REQUIREMENT:
Your task is to repeat the entries word for word while leaving out the pictures.

RECORD EXCERPTS:
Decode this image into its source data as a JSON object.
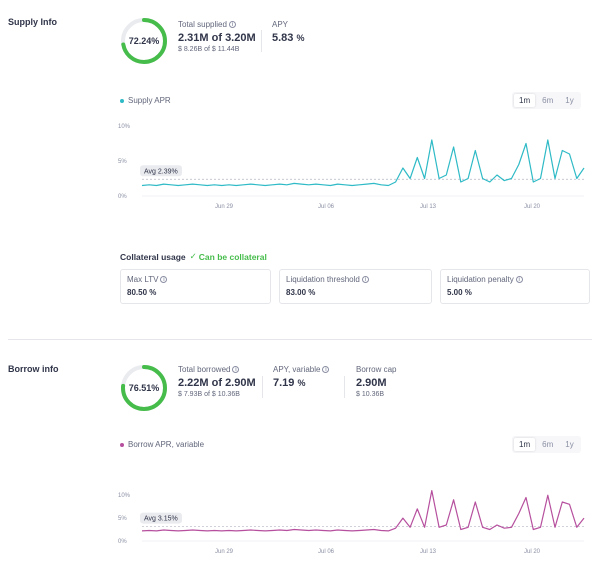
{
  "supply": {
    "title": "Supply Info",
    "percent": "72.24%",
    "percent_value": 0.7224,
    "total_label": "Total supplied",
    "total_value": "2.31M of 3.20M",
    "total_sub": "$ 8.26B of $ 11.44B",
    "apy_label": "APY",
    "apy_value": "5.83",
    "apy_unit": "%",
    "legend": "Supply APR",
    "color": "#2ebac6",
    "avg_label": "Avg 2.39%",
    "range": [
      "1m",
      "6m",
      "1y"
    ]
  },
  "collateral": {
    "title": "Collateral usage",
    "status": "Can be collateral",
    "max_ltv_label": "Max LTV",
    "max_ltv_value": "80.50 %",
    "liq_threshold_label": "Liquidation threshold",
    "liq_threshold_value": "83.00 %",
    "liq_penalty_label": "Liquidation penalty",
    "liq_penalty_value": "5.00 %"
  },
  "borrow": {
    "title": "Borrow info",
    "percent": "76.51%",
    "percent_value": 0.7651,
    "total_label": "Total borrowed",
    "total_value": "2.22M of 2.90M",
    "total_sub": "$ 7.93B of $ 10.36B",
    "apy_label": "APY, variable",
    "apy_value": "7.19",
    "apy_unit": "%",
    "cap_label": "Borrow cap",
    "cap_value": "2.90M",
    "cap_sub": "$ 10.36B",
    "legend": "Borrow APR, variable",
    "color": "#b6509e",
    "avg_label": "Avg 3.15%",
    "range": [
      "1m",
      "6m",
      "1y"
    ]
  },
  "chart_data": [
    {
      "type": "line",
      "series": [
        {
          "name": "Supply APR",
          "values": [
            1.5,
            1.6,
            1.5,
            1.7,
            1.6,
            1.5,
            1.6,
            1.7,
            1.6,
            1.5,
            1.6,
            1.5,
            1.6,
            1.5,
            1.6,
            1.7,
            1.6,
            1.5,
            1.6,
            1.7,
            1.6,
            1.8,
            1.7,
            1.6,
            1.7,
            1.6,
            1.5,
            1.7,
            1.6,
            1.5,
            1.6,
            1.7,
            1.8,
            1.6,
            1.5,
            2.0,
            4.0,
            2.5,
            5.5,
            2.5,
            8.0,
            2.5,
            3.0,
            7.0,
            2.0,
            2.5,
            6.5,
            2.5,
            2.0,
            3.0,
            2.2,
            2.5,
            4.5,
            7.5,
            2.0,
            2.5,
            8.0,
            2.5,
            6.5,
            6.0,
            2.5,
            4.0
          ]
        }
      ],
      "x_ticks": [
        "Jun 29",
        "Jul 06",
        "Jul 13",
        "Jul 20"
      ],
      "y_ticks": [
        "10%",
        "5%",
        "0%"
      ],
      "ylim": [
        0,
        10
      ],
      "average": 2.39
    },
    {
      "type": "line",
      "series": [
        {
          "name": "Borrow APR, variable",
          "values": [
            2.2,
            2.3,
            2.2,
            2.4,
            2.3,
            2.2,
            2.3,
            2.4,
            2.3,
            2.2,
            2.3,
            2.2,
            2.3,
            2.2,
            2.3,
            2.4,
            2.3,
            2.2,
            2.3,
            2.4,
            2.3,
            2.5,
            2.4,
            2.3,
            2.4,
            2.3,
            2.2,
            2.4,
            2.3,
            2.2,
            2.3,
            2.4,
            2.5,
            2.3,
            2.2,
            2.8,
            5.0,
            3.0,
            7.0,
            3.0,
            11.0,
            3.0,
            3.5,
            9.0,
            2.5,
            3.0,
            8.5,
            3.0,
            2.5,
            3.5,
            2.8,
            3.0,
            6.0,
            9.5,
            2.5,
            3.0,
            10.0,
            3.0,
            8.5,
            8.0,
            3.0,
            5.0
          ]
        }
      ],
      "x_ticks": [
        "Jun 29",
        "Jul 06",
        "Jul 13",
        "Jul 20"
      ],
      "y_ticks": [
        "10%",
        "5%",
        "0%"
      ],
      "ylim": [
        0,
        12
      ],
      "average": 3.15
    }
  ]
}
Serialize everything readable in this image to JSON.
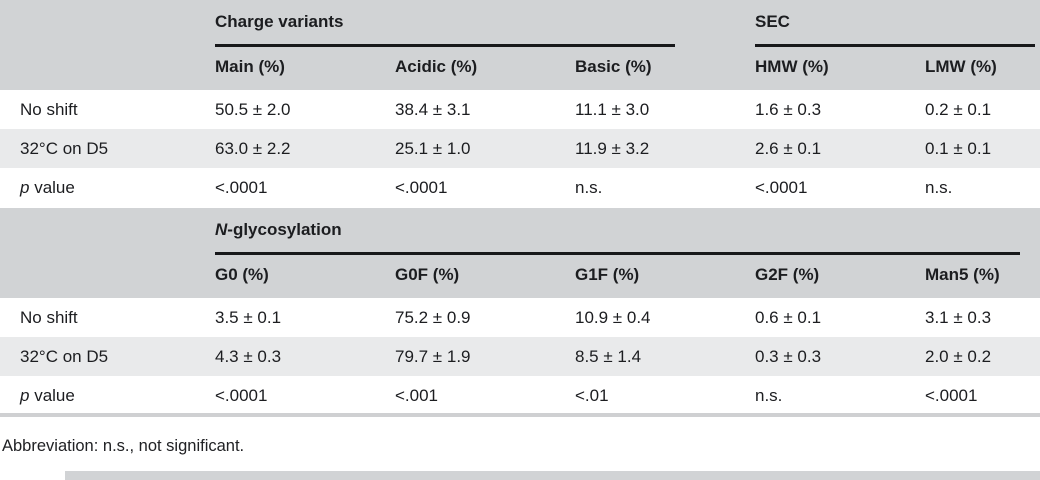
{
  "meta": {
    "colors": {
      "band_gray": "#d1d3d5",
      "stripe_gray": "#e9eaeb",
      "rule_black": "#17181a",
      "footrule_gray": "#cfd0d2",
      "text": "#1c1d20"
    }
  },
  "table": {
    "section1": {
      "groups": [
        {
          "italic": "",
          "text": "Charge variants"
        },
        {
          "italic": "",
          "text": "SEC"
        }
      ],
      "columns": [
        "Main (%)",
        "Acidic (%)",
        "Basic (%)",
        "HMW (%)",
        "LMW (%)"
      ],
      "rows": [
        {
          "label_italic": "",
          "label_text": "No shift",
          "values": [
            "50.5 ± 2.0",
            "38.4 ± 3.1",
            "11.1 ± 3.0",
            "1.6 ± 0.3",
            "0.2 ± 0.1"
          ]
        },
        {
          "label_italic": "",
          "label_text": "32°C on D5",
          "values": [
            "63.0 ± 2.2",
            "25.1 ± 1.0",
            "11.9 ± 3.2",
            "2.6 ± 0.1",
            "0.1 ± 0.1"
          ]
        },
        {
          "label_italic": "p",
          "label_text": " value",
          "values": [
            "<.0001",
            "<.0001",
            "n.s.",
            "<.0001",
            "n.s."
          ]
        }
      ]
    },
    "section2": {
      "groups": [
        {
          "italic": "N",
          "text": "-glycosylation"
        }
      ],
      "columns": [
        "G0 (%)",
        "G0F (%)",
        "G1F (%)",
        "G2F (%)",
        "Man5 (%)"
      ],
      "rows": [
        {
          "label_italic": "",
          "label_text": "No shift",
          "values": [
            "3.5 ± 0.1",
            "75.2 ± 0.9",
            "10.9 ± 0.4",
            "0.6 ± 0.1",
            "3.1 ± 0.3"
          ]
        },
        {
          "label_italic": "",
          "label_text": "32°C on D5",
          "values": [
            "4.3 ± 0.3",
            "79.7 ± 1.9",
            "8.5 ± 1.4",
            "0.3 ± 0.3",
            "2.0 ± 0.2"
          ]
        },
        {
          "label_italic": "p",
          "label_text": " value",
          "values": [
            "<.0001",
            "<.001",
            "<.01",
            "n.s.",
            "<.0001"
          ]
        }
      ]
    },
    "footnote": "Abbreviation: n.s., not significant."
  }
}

TASK RESULT:
Decode this image into its source data as a JSON object.
{
  "supply": {
    "title": "Supply Info",
    "percent": "72.24%",
    "percent_value": 0.7224,
    "total_label": "Total supplied",
    "total_value": "2.31M of 3.20M",
    "total_sub": "$ 8.26B of $ 11.44B",
    "apy_label": "APY",
    "apy_value": "5.83",
    "apy_unit": "%",
    "legend": "Supply APR",
    "color": "#2ebac6",
    "avg_label": "Avg 2.39%",
    "range": [
      "1m",
      "6m",
      "1y"
    ]
  },
  "collateral": {
    "title": "Collateral usage",
    "status": "Can be collateral",
    "max_ltv_label": "Max LTV",
    "max_ltv_value": "80.50 %",
    "liq_threshold_label": "Liquidation threshold",
    "liq_threshold_value": "83.00 %",
    "liq_penalty_label": "Liquidation penalty",
    "liq_penalty_value": "5.00 %"
  },
  "borrow": {
    "title": "Borrow info",
    "percent": "76.51%",
    "percent_value": 0.7651,
    "total_label": "Total borrowed",
    "total_value": "2.22M of 2.90M",
    "total_sub": "$ 7.93B of $ 10.36B",
    "apy_label": "APY, variable",
    "apy_value": "7.19",
    "apy_unit": "%",
    "cap_label": "Borrow cap",
    "cap_value": "2.90M",
    "cap_sub": "$ 10.36B",
    "legend": "Borrow APR, variable",
    "color": "#b6509e",
    "avg_label": "Avg 3.15%",
    "range": [
      "1m",
      "6m",
      "1y"
    ]
  },
  "chart_data": [
    {
      "type": "line",
      "series": [
        {
          "name": "Supply APR",
          "values": [
            1.5,
            1.6,
            1.5,
            1.7,
            1.6,
            1.5,
            1.6,
            1.7,
            1.6,
            1.5,
            1.6,
            1.5,
            1.6,
            1.5,
            1.6,
            1.7,
            1.6,
            1.5,
            1.6,
            1.7,
            1.6,
            1.8,
            1.7,
            1.6,
            1.7,
            1.6,
            1.5,
            1.7,
            1.6,
            1.5,
            1.6,
            1.7,
            1.8,
            1.6,
            1.5,
            2.0,
            4.0,
            2.5,
            5.5,
            2.5,
            8.0,
            2.5,
            3.0,
            7.0,
            2.0,
            2.5,
            6.5,
            2.5,
            2.0,
            3.0,
            2.2,
            2.5,
            4.5,
            7.5,
            2.0,
            2.5,
            8.0,
            2.5,
            6.5,
            6.0,
            2.5,
            4.0
          ]
        }
      ],
      "x_ticks": [
        "Jun 29",
        "Jul 06",
        "Jul 13",
        "Jul 20"
      ],
      "y_ticks": [
        "10%",
        "5%",
        "0%"
      ],
      "ylim": [
        0,
        10
      ],
      "average": 2.39
    },
    {
      "type": "line",
      "series": [
        {
          "name": "Borrow APR, variable",
          "values": [
            2.2,
            2.3,
            2.2,
            2.4,
            2.3,
            2.2,
            2.3,
            2.4,
            2.3,
            2.2,
            2.3,
            2.2,
            2.3,
            2.2,
            2.3,
            2.4,
            2.3,
            2.2,
            2.3,
            2.4,
            2.3,
            2.5,
            2.4,
            2.3,
            2.4,
            2.3,
            2.2,
            2.4,
            2.3,
            2.2,
            2.3,
            2.4,
            2.5,
            2.3,
            2.2,
            2.8,
            5.0,
            3.0,
            7.0,
            3.0,
            11.0,
            3.0,
            3.5,
            9.0,
            2.5,
            3.0,
            8.5,
            3.0,
            2.5,
            3.5,
            2.8,
            3.0,
            6.0,
            9.5,
            2.5,
            3.0,
            10.0,
            3.0,
            8.5,
            8.0,
            3.0,
            5.0
          ]
        }
      ],
      "x_ticks": [
        "Jun 29",
        "Jul 06",
        "Jul 13",
        "Jul 20"
      ],
      "y_ticks": [
        "10%",
        "5%",
        "0%"
      ],
      "ylim": [
        0,
        12
      ],
      "average": 3.15
    }
  ]
}
Serialize everything readable in this image to JSON.
{
  "meta": {
    "colors": {
      "band_gray": "#d1d3d5",
      "stripe_gray": "#e9eaeb",
      "rule_black": "#17181a",
      "footrule_gray": "#cfd0d2",
      "text": "#1c1d20"
    }
  },
  "table": {
    "section1": {
      "groups": [
        {
          "italic": "",
          "text": "Charge variants"
        },
        {
          "italic": "",
          "text": "SEC"
        }
      ],
      "columns": [
        "Main (%)",
        "Acidic (%)",
        "Basic (%)",
        "HMW (%)",
        "LMW (%)"
      ],
      "rows": [
        {
          "label_italic": "",
          "label_text": "No shift",
          "values": [
            "50.5 ± 2.0",
            "38.4 ± 3.1",
            "11.1 ± 3.0",
            "1.6 ± 0.3",
            "0.2 ± 0.1"
          ]
        },
        {
          "label_italic": "",
          "label_text": "32°C on D5",
          "values": [
            "63.0 ± 2.2",
            "25.1 ± 1.0",
            "11.9 ± 3.2",
            "2.6 ± 0.1",
            "0.1 ± 0.1"
          ]
        },
        {
          "label_italic": "p",
          "label_text": " value",
          "values": [
            "<.0001",
            "<.0001",
            "n.s.",
            "<.0001",
            "n.s."
          ]
        }
      ]
    },
    "section2": {
      "groups": [
        {
          "italic": "N",
          "text": "-glycosylation"
        }
      ],
      "columns": [
        "G0 (%)",
        "G0F (%)",
        "G1F (%)",
        "G2F (%)",
        "Man5 (%)"
      ],
      "rows": [
        {
          "label_italic": "",
          "label_text": "No shift",
          "values": [
            "3.5 ± 0.1",
            "75.2 ± 0.9",
            "10.9 ± 0.4",
            "0.6 ± 0.1",
            "3.1 ± 0.3"
          ]
        },
        {
          "label_italic": "",
          "label_text": "32°C on D5",
          "values": [
            "4.3 ± 0.3",
            "79.7 ± 1.9",
            "8.5 ± 1.4",
            "0.3 ± 0.3",
            "2.0 ± 0.2"
          ]
        },
        {
          "label_italic": "p",
          "label_text": " value",
          "values": [
            "<.0001",
            "<.001",
            "<.01",
            "n.s.",
            "<.0001"
          ]
        }
      ]
    },
    "footnote": "Abbreviation: n.s., not significant."
  }
}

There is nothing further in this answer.